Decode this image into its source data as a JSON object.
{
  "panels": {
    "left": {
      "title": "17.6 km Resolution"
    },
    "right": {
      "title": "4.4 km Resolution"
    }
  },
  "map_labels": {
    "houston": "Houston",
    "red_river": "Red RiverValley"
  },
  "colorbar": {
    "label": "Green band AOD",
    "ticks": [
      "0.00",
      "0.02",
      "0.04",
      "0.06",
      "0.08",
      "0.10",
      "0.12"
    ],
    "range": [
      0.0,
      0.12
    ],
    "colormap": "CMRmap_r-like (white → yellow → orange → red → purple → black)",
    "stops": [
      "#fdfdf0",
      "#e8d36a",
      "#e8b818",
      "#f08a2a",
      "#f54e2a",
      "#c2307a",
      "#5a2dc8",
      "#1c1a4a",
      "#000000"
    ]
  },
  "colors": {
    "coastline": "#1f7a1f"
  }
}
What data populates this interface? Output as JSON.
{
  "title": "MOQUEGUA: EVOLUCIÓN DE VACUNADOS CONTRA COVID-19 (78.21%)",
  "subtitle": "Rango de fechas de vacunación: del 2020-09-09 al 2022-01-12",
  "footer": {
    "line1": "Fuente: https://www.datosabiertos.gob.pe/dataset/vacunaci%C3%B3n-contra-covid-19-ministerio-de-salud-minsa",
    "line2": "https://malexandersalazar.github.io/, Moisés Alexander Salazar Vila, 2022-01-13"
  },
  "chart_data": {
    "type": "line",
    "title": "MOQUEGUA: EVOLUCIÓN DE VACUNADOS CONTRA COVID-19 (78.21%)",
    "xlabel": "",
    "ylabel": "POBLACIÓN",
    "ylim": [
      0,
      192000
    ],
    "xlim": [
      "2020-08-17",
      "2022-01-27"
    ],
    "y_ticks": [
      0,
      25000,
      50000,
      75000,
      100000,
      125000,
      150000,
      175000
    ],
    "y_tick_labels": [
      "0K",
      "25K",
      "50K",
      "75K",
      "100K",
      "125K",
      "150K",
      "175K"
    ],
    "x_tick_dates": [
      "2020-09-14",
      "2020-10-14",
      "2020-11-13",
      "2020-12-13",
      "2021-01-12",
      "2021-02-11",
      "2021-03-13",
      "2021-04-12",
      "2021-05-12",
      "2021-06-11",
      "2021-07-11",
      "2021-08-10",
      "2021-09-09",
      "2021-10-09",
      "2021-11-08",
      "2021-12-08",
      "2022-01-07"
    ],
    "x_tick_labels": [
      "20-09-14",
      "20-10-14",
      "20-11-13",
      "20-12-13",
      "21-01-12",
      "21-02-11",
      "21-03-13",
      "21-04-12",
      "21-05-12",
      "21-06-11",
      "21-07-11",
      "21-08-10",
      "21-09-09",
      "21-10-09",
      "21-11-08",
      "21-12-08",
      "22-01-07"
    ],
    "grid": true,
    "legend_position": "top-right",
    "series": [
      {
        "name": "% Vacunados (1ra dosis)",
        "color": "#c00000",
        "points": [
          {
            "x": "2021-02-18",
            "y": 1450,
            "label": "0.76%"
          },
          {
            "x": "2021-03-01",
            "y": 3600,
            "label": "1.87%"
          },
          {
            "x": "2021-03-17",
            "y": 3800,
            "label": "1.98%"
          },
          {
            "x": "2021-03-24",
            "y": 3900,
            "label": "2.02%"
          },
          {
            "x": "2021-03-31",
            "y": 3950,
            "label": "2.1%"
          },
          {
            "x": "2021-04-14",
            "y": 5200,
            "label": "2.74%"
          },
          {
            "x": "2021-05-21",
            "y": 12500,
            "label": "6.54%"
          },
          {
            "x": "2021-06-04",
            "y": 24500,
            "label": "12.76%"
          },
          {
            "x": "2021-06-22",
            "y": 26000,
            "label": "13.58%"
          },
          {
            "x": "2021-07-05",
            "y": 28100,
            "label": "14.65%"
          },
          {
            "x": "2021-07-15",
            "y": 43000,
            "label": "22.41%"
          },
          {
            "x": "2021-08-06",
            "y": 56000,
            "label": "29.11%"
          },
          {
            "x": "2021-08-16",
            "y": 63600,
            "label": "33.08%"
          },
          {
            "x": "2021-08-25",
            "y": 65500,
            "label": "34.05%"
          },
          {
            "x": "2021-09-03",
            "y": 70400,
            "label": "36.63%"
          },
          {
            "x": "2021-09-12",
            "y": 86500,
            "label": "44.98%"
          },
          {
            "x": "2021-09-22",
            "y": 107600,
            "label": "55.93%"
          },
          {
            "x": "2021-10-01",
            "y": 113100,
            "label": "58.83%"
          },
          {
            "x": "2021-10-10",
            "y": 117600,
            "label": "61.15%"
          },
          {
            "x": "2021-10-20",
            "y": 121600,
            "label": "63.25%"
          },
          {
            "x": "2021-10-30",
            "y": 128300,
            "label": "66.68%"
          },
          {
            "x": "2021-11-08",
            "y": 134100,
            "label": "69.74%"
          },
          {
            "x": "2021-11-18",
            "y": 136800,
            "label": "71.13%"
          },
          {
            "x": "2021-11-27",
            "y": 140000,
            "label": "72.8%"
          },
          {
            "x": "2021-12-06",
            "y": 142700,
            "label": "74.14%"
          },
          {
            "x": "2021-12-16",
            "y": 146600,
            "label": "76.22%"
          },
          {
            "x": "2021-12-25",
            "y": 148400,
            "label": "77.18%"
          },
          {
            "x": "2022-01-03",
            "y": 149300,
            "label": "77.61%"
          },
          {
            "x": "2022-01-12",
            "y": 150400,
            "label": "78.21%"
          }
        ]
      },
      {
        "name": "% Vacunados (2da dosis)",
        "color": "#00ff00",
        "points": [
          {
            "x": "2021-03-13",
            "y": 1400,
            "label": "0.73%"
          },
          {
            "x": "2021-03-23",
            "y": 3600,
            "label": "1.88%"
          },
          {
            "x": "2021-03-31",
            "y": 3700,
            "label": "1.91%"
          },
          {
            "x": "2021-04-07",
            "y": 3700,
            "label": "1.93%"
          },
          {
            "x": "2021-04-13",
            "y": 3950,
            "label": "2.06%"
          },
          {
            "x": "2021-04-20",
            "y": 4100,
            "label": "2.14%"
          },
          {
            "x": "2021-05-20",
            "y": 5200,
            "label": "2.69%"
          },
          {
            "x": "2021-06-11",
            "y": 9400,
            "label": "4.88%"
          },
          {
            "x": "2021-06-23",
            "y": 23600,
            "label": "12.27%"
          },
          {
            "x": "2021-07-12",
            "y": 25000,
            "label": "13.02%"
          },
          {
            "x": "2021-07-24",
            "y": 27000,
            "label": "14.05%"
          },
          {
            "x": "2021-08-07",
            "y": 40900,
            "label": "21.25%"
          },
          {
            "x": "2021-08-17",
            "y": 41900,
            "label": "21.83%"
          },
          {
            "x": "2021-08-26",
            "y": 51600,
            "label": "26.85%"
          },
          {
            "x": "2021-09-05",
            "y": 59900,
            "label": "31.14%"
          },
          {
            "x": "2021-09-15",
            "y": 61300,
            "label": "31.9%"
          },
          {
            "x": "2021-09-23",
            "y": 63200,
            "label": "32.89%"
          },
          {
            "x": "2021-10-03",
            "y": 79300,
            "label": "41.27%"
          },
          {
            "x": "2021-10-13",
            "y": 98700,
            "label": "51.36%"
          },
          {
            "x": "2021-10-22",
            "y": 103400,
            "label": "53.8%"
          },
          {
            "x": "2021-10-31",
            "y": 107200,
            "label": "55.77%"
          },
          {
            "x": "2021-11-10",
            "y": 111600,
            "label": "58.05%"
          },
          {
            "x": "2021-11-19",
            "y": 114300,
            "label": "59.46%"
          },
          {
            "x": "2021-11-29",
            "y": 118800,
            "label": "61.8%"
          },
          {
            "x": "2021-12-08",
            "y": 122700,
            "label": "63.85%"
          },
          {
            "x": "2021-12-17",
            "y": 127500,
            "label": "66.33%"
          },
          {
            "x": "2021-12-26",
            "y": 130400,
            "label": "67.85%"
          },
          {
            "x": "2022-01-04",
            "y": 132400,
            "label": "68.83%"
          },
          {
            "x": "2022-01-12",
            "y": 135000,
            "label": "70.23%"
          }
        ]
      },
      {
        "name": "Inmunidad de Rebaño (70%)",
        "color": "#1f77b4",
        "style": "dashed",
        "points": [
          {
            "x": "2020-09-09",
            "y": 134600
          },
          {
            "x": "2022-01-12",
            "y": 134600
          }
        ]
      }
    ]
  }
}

# [Do this]
Determine how many lines in the listing above hold the string "dosis", then write only the number.

# [Exercise solution]
2